Stored data
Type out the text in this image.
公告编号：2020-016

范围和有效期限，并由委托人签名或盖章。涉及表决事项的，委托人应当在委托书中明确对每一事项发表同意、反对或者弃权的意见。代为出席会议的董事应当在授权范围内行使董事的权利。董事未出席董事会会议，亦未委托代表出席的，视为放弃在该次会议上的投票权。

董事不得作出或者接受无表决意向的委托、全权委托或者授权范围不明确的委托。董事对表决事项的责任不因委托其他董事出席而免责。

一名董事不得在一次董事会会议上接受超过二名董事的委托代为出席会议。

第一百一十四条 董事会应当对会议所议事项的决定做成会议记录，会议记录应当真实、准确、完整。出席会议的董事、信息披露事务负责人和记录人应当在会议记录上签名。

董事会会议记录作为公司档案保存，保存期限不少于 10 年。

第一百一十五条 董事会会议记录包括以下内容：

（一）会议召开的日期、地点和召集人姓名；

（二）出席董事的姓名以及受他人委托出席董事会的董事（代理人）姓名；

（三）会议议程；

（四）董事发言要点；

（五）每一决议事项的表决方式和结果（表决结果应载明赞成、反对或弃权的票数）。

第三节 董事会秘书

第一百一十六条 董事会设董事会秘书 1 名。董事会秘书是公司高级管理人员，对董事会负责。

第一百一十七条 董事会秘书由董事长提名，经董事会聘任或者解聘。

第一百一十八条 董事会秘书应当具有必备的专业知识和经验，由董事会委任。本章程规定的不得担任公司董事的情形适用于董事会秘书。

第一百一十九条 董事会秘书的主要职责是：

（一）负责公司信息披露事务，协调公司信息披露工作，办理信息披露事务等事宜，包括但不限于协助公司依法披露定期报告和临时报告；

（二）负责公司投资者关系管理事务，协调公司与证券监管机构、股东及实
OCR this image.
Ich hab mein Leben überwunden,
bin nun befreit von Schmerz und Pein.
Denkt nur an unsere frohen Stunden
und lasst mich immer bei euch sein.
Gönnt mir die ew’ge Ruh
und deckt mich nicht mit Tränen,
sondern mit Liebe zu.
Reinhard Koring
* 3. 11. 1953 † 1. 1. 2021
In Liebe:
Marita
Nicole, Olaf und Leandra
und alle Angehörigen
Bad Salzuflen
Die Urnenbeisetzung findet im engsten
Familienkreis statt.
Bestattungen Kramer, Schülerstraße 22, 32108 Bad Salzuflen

Required task.
Reproduce every line of the listing above in which the string "mich" appears.

Exercise solution.
und lasst mich immer bei euch sein.
und deckt mich nicht mit Tränen,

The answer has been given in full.